- Given request
Reproduce word for word the part of the entries that begins with the line containing "Patent image size: (969, 577)." and ends with the line containing "The surface 184 is at (530, 163).", including both of those lines.

- Material shown

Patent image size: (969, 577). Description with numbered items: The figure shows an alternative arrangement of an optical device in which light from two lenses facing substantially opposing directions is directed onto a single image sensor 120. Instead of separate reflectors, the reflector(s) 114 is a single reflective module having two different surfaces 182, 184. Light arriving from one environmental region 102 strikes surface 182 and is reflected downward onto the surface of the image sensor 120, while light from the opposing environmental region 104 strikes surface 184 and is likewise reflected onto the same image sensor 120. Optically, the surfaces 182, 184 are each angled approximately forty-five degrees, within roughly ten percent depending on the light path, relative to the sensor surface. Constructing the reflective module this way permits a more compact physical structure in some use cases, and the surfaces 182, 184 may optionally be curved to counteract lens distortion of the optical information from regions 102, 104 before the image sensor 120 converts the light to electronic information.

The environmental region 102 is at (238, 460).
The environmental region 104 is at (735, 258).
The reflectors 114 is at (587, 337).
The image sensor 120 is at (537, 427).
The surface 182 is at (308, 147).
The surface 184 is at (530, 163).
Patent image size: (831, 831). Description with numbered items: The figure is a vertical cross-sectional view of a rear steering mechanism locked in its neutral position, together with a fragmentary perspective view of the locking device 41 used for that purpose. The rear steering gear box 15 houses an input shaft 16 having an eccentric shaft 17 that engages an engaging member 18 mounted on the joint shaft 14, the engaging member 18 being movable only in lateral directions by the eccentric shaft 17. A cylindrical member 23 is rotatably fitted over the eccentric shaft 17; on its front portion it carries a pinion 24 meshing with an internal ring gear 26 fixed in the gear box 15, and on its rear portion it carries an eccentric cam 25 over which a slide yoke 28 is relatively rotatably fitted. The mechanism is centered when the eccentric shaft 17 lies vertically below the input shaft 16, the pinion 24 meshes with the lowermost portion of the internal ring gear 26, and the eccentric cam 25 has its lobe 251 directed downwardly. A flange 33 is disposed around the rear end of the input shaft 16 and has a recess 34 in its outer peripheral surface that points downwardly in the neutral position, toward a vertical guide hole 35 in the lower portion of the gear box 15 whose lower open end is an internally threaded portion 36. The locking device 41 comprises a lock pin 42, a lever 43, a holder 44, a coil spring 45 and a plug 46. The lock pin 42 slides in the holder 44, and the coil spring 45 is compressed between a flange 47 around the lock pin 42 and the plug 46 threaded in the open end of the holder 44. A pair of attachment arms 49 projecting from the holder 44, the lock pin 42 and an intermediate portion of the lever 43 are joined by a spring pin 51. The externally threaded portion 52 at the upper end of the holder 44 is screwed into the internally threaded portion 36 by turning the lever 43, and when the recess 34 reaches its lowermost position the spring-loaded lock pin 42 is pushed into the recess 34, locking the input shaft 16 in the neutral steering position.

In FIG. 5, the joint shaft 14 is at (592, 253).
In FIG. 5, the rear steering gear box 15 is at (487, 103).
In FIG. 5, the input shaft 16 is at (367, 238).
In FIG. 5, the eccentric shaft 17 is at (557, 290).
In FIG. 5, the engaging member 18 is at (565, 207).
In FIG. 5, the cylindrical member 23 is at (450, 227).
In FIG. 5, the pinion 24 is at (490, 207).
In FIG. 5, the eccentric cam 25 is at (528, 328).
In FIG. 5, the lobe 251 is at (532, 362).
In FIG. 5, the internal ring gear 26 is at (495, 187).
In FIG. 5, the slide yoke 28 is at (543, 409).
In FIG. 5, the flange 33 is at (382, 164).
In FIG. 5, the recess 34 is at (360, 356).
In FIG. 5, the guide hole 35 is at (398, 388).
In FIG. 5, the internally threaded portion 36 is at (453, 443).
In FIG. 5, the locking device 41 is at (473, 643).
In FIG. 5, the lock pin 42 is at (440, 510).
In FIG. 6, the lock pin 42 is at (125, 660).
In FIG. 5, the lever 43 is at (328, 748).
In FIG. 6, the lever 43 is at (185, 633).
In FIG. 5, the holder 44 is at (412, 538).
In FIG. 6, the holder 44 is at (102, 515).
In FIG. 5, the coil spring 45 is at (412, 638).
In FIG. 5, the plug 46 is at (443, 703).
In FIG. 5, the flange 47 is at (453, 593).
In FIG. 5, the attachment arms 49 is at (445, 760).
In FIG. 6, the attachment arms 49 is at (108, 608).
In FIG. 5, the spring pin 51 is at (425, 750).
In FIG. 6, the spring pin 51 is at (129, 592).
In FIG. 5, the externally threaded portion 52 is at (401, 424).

==

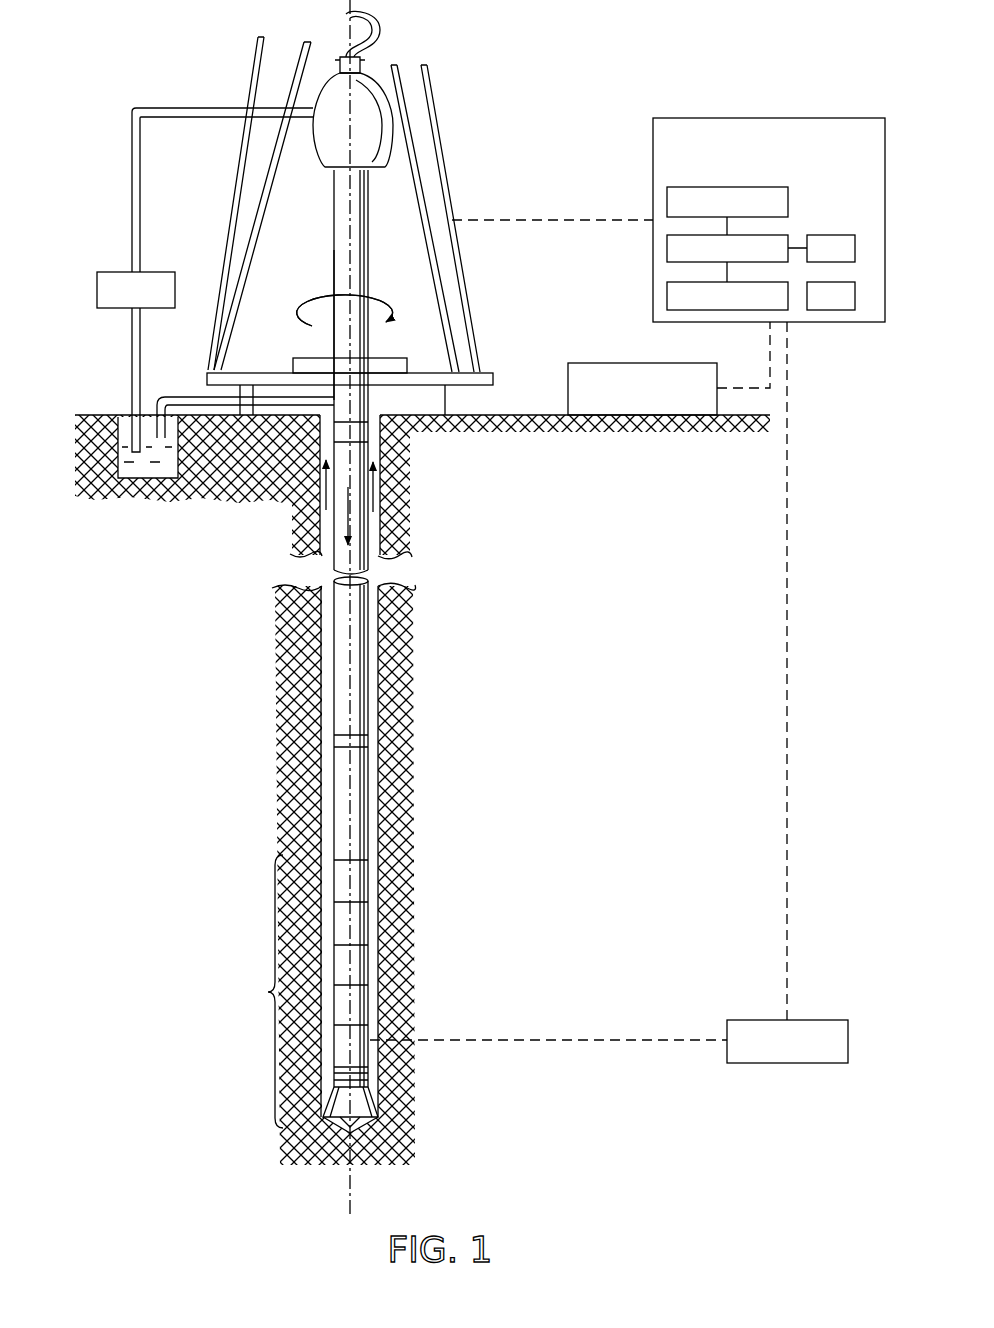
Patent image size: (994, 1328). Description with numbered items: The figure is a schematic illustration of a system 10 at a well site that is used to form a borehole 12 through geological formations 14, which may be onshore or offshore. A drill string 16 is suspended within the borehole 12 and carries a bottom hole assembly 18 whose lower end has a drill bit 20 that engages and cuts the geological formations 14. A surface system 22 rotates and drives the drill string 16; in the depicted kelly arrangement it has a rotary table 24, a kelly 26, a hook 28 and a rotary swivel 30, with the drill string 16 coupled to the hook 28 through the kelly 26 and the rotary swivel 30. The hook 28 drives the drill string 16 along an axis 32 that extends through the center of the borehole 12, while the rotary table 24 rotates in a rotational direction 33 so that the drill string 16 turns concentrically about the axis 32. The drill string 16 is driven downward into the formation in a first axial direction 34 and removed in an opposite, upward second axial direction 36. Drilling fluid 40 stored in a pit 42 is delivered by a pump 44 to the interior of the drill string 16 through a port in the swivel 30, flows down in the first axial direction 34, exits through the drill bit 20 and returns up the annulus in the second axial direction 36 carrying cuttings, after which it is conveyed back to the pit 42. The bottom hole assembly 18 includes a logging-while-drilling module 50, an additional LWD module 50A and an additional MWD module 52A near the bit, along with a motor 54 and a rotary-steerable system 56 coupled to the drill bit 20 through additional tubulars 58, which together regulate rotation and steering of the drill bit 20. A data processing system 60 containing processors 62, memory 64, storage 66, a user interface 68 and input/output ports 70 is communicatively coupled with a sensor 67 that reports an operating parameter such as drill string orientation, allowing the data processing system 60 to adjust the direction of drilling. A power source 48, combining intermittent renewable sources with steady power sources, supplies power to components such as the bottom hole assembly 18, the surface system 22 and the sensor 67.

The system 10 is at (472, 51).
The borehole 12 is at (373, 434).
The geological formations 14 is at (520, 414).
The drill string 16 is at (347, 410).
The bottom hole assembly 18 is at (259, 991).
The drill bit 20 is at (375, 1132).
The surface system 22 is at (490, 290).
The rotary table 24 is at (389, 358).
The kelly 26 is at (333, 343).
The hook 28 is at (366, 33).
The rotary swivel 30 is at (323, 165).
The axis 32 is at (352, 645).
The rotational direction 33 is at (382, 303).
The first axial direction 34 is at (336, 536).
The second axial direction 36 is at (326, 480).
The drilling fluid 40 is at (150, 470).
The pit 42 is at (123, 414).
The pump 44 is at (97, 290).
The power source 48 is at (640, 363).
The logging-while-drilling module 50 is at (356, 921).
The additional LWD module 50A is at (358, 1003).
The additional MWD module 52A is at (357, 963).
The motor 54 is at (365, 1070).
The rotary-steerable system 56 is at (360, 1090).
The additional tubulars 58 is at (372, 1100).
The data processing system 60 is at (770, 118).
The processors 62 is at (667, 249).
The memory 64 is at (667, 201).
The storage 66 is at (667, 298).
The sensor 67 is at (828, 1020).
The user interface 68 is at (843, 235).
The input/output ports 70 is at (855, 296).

- Expected output
Patent image size: (969, 577). Description with numbered items: The figure shows an alternative arrangement of an optical device in which light from two lenses facing substantially opposing directions is directed onto a single image sensor 120. Instead of separate reflectors, the reflector(s) 114 is a single reflective module having two different surfaces 182, 184. Light arriving from one environmental region 102 strikes surface 182 and is reflected downward onto the surface of the image sensor 120, while light from the opposing environmental region 104 strikes surface 184 and is likewise reflected onto the same image sensor 120. Optically, the surfaces 182, 184 are each angled approximately forty-five degrees, within roughly ten percent depending on the light path, relative to the sensor surface. Constructing the reflective module this way permits a more compact physical structure in some use cases, and the surfaces 182, 184 may optionally be curved to counteract lens distortion of the optical information from regions 102, 104 before the image sensor 120 converts the light to electronic information.

The environmental region 102 is at (238, 460).
The environmental region 104 is at (735, 258).
The reflectors 114 is at (587, 337).
The image sensor 120 is at (537, 427).
The surface 182 is at (308, 147).
The surface 184 is at (530, 163).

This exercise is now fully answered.